#### Task requirements:
Here are some records; return them all exactly.

#### Provided information:
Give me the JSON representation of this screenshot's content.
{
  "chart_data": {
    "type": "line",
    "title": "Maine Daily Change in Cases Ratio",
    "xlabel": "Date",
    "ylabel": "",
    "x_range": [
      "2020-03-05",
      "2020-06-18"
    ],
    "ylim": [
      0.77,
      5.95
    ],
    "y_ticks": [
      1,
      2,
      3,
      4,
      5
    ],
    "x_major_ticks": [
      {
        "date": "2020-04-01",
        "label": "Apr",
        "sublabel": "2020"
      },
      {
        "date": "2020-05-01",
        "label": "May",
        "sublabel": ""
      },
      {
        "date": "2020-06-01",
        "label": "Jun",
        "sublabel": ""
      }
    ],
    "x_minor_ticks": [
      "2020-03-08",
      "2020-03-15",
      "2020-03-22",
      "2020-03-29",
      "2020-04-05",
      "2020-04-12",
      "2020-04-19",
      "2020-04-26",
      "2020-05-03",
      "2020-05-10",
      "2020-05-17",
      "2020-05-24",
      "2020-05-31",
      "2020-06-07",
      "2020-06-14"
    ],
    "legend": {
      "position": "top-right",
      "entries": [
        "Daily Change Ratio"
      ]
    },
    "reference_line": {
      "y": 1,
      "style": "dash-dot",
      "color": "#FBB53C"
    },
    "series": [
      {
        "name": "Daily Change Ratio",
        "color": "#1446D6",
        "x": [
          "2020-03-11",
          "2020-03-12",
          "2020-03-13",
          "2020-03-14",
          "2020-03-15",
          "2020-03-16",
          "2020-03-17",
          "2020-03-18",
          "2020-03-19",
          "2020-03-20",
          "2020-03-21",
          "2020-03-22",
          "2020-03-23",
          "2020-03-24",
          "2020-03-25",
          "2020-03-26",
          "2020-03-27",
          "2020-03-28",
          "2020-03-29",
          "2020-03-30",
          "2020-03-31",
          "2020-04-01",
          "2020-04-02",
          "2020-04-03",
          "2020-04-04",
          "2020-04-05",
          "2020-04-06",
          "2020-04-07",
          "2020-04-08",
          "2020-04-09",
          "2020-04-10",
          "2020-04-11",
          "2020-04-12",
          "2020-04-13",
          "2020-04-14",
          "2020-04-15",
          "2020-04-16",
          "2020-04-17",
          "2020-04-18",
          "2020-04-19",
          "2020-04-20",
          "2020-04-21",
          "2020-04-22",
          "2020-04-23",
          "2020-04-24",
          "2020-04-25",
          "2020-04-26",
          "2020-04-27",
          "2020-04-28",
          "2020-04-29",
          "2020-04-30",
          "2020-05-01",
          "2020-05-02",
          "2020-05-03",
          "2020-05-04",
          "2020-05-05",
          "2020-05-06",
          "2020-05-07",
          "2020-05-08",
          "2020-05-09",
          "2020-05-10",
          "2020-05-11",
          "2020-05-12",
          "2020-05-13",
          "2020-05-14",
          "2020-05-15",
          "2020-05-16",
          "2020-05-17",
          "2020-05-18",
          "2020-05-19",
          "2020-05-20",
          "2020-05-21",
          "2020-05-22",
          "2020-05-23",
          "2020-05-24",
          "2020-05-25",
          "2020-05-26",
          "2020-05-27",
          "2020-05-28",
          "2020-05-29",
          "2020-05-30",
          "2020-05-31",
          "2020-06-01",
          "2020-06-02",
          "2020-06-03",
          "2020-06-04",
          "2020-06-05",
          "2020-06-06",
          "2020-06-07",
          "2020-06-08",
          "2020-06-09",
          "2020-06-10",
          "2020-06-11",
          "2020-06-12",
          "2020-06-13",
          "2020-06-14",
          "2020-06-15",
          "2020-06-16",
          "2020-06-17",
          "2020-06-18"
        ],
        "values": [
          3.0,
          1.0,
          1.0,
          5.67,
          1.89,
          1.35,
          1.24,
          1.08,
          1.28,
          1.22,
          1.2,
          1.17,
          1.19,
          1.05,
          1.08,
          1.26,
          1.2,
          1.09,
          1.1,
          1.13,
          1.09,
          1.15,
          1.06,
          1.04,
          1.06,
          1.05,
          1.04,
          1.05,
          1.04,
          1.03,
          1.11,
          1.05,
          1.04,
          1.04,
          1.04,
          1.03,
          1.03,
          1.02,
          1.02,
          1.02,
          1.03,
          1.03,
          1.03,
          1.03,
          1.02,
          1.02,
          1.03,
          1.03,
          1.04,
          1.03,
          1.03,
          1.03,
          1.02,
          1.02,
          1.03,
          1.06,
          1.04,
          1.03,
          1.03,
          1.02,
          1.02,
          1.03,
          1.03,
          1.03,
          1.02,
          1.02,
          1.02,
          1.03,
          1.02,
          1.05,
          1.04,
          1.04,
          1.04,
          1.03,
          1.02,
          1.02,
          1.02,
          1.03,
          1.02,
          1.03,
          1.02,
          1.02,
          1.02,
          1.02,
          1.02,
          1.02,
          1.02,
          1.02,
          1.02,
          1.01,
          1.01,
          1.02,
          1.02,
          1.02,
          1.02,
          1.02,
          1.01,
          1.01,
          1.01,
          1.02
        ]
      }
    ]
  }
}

#### Answer for this exercise:
Give me the JSON representation of this screenshot's content.
{
  "chart_data": {
    "type": "line",
    "title": "Maine Daily Change in Cases Ratio",
    "xlabel": "Date",
    "ylabel": "",
    "x_range": [
      "2020-03-05",
      "2020-06-18"
    ],
    "ylim": [
      0.77,
      5.95
    ],
    "y_ticks": [
      1,
      2,
      3,
      4,
      5
    ],
    "x_major_ticks": [
      {
        "date": "2020-04-01",
        "label": "Apr",
        "sublabel": "2020"
      },
      {
        "date": "2020-05-01",
        "label": "May",
        "sublabel": ""
      },
      {
        "date": "2020-06-01",
        "label": "Jun",
        "sublabel": ""
      }
    ],
    "x_minor_ticks": [
      "2020-03-08",
      "2020-03-15",
      "2020-03-22",
      "2020-03-29",
      "2020-04-05",
      "2020-04-12",
      "2020-04-19",
      "2020-04-26",
      "2020-05-03",
      "2020-05-10",
      "2020-05-17",
      "2020-05-24",
      "2020-05-31",
      "2020-06-07",
      "2020-06-14"
    ],
    "legend": {
      "position": "top-right",
      "entries": [
        "Daily Change Ratio"
      ]
    },
    "reference_line": {
      "y": 1,
      "style": "dash-dot",
      "color": "#FBB53C"
    },
    "series": [
      {
        "name": "Daily Change Ratio",
        "color": "#1446D6",
        "x": [
          "2020-03-11",
          "2020-03-12",
          "2020-03-13",
          "2020-03-14",
          "2020-03-15",
          "2020-03-16",
          "2020-03-17",
          "2020-03-18",
          "2020-03-19",
          "2020-03-20",
          "2020-03-21",
          "2020-03-22",
          "2020-03-23",
          "2020-03-24",
          "2020-03-25",
          "2020-03-26",
          "2020-03-27",
          "2020-03-28",
          "2020-03-29",
          "2020-03-30",
          "2020-03-31",
          "2020-04-01",
          "2020-04-02",
          "2020-04-03",
          "2020-04-04",
          "2020-04-05",
          "2020-04-06",
          "2020-04-07",
          "2020-04-08",
          "2020-04-09",
          "2020-04-10",
          "2020-04-11",
          "2020-04-12",
          "2020-04-13",
          "2020-04-14",
          "2020-04-15",
          "2020-04-16",
          "2020-04-17",
          "2020-04-18",
          "2020-04-19",
          "2020-04-20",
          "2020-04-21",
          "2020-04-22",
          "2020-04-23",
          "2020-04-24",
          "2020-04-25",
          "2020-04-26",
          "2020-04-27",
          "2020-04-28",
          "2020-04-29",
          "2020-04-30",
          "2020-05-01",
          "2020-05-02",
          "2020-05-03",
          "2020-05-04",
          "2020-05-05",
          "2020-05-06",
          "2020-05-07",
          "2020-05-08",
          "2020-05-09",
          "2020-05-10",
          "2020-05-11",
          "2020-05-12",
          "2020-05-13",
          "2020-05-14",
          "2020-05-15",
          "2020-05-16",
          "2020-05-17",
          "2020-05-18",
          "2020-05-19",
          "2020-05-20",
          "2020-05-21",
          "2020-05-22",
          "2020-05-23",
          "2020-05-24",
          "2020-05-25",
          "2020-05-26",
          "2020-05-27",
          "2020-05-28",
          "2020-05-29",
          "2020-05-30",
          "2020-05-31",
          "2020-06-01",
          "2020-06-02",
          "2020-06-03",
          "2020-06-04",
          "2020-06-05",
          "2020-06-06",
          "2020-06-07",
          "2020-06-08",
          "2020-06-09",
          "2020-06-10",
          "2020-06-11",
          "2020-06-12",
          "2020-06-13",
          "2020-06-14",
          "2020-06-15",
          "2020-06-16",
          "2020-06-17",
          "2020-06-18"
        ],
        "values": [
          3.0,
          1.0,
          1.0,
          5.67,
          1.89,
          1.35,
          1.24,
          1.08,
          1.28,
          1.22,
          1.2,
          1.17,
          1.19,
          1.05,
          1.08,
          1.26,
          1.2,
          1.09,
          1.1,
          1.13,
          1.09,
          1.15,
          1.06,
          1.04,
          1.06,
          1.05,
          1.04,
          1.05,
          1.04,
          1.03,
          1.11,
          1.05,
          1.04,
          1.04,
          1.04,
          1.03,
          1.03,
          1.02,
          1.02,
          1.02,
          1.03,
          1.03,
          1.03,
          1.03,
          1.02,
          1.02,
          1.03,
          1.03,
          1.04,
          1.03,
          1.03,
          1.03,
          1.02,
          1.02,
          1.03,
          1.06,
          1.04,
          1.03,
          1.03,
          1.02,
          1.02,
          1.03,
          1.03,
          1.03,
          1.02,
          1.02,
          1.02,
          1.03,
          1.02,
          1.05,
          1.04,
          1.04,
          1.04,
          1.03,
          1.02,
          1.02,
          1.02,
          1.03,
          1.02,
          1.03,
          1.02,
          1.02,
          1.02,
          1.02,
          1.02,
          1.02,
          1.02,
          1.02,
          1.02,
          1.01,
          1.01,
          1.02,
          1.02,
          1.02,
          1.02,
          1.02,
          1.01,
          1.01,
          1.01,
          1.02
        ]
      }
    ]
  }
}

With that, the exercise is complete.